Count how many lines of the material hold "Freund". Respond with that number alone.

(Dataset records)
************
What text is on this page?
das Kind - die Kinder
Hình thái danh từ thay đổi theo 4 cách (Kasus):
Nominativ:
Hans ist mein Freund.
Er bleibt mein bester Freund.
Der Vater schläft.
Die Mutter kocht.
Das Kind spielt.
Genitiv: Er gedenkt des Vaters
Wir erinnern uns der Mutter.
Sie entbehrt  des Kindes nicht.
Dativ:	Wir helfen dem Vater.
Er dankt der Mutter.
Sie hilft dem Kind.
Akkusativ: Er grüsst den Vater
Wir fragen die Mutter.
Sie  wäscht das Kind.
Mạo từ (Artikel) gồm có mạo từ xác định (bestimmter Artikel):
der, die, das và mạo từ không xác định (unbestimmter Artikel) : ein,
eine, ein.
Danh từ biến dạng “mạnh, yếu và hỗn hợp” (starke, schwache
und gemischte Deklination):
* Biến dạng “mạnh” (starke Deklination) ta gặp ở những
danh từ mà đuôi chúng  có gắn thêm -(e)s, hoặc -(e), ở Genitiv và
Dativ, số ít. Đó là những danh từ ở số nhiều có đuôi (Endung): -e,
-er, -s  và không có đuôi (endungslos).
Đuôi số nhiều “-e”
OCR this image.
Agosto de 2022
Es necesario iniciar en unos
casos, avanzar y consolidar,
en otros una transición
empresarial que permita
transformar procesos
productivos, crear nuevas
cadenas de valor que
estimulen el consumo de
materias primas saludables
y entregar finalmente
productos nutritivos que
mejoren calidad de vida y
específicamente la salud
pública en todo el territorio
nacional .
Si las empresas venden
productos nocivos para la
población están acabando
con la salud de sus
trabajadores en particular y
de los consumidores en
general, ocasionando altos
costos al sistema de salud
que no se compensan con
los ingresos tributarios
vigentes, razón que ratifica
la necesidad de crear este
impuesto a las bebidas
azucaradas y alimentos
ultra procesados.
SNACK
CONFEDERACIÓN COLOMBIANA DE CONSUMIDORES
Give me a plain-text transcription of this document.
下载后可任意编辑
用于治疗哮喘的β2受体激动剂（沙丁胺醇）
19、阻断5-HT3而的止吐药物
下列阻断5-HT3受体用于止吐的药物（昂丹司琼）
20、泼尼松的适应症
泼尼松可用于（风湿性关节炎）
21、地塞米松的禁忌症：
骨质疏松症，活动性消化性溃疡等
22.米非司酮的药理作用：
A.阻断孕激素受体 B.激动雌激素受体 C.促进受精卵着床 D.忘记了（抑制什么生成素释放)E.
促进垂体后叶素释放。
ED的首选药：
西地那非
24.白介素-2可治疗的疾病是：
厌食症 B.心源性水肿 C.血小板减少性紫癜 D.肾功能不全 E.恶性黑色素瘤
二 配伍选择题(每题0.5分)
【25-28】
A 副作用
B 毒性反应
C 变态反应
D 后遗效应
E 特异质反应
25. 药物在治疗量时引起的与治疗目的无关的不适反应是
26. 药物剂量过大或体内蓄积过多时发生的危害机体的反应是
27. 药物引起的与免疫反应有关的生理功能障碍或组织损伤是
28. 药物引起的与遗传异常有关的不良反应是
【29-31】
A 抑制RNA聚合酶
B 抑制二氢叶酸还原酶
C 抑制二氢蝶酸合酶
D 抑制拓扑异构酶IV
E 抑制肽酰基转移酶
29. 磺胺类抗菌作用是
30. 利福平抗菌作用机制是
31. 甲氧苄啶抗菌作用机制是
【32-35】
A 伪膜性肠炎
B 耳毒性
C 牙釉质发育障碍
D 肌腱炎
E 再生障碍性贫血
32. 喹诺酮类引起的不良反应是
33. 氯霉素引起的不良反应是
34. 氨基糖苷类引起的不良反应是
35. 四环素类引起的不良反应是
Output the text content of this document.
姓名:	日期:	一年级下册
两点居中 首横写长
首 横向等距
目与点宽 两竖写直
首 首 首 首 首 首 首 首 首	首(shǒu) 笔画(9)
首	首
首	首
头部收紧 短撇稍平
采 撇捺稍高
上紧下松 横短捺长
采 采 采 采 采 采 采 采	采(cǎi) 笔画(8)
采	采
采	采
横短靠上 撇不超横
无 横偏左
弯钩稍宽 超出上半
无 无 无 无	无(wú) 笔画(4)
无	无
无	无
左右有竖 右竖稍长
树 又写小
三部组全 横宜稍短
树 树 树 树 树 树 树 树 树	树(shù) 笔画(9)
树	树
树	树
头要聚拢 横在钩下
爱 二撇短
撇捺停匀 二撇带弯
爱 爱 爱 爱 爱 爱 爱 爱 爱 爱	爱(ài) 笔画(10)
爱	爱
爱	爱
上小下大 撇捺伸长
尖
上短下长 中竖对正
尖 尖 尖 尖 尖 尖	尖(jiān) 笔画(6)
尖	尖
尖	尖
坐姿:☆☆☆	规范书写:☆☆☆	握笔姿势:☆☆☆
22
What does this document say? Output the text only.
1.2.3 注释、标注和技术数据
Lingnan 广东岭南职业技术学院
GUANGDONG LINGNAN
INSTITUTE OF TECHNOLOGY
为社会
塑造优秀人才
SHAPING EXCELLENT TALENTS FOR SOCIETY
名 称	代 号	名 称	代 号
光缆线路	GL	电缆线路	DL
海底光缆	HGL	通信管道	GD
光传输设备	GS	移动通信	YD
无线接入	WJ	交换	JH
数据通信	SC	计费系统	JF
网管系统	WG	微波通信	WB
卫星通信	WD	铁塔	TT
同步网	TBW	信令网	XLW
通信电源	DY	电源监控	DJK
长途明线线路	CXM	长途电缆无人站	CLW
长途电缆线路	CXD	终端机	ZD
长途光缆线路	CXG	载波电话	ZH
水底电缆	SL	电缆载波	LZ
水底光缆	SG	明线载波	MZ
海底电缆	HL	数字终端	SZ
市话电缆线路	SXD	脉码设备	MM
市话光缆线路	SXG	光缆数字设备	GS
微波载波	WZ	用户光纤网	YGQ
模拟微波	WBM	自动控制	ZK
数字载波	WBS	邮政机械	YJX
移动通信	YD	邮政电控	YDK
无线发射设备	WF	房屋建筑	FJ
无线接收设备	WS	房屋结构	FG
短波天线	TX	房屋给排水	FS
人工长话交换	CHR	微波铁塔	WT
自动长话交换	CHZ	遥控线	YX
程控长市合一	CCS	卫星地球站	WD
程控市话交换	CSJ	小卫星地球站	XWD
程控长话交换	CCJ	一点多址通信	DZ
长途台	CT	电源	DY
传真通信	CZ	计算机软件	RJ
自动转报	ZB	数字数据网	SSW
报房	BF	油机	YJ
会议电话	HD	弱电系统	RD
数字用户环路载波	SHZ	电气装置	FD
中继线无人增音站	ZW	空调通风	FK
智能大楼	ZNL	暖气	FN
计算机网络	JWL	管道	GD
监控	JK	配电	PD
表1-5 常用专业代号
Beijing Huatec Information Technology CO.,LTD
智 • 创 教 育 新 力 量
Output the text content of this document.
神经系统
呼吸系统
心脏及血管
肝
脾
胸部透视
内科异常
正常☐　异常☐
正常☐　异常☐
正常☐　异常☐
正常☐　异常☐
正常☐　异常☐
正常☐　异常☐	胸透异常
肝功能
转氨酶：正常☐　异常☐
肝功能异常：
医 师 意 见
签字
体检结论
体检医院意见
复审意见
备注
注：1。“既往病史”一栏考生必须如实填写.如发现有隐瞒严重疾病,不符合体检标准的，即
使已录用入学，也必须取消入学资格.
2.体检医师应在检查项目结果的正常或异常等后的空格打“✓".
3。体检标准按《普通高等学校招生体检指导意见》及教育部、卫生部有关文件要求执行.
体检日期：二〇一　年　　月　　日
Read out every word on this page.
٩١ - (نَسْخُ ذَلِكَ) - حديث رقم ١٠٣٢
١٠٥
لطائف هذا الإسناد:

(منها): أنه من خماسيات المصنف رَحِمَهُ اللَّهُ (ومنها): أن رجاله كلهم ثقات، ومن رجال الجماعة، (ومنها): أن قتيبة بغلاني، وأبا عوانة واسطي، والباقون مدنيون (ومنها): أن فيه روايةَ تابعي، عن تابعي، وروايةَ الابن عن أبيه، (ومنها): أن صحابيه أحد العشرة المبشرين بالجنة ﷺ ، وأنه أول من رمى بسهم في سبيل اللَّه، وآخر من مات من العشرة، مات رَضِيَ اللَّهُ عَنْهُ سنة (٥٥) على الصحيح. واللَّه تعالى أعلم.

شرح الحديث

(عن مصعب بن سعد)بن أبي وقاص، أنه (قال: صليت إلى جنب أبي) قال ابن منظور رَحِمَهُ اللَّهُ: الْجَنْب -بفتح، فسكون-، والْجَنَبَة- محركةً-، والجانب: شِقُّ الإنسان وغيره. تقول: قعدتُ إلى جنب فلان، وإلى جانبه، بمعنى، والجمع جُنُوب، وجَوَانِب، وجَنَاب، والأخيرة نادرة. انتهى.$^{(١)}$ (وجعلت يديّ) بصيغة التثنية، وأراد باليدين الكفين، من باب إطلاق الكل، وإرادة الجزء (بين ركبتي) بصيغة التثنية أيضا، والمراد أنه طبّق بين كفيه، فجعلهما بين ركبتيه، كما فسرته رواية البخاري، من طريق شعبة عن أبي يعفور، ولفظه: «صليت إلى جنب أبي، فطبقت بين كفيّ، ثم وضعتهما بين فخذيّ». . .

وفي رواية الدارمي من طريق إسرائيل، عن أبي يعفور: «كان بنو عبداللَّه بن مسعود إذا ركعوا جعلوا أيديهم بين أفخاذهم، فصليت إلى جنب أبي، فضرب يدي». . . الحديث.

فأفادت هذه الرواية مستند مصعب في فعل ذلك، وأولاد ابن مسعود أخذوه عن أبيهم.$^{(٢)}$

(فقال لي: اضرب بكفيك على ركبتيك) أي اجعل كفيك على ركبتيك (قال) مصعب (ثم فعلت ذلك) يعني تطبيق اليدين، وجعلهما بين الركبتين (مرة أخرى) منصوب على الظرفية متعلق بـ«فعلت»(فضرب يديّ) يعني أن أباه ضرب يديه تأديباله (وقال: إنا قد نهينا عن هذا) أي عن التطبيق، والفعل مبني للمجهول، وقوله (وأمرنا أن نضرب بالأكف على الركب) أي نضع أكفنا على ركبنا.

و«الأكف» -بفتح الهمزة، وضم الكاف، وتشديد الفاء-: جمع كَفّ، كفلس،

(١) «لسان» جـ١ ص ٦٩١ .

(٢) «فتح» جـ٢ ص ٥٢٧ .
************
FINISHED ANSWER ▸
2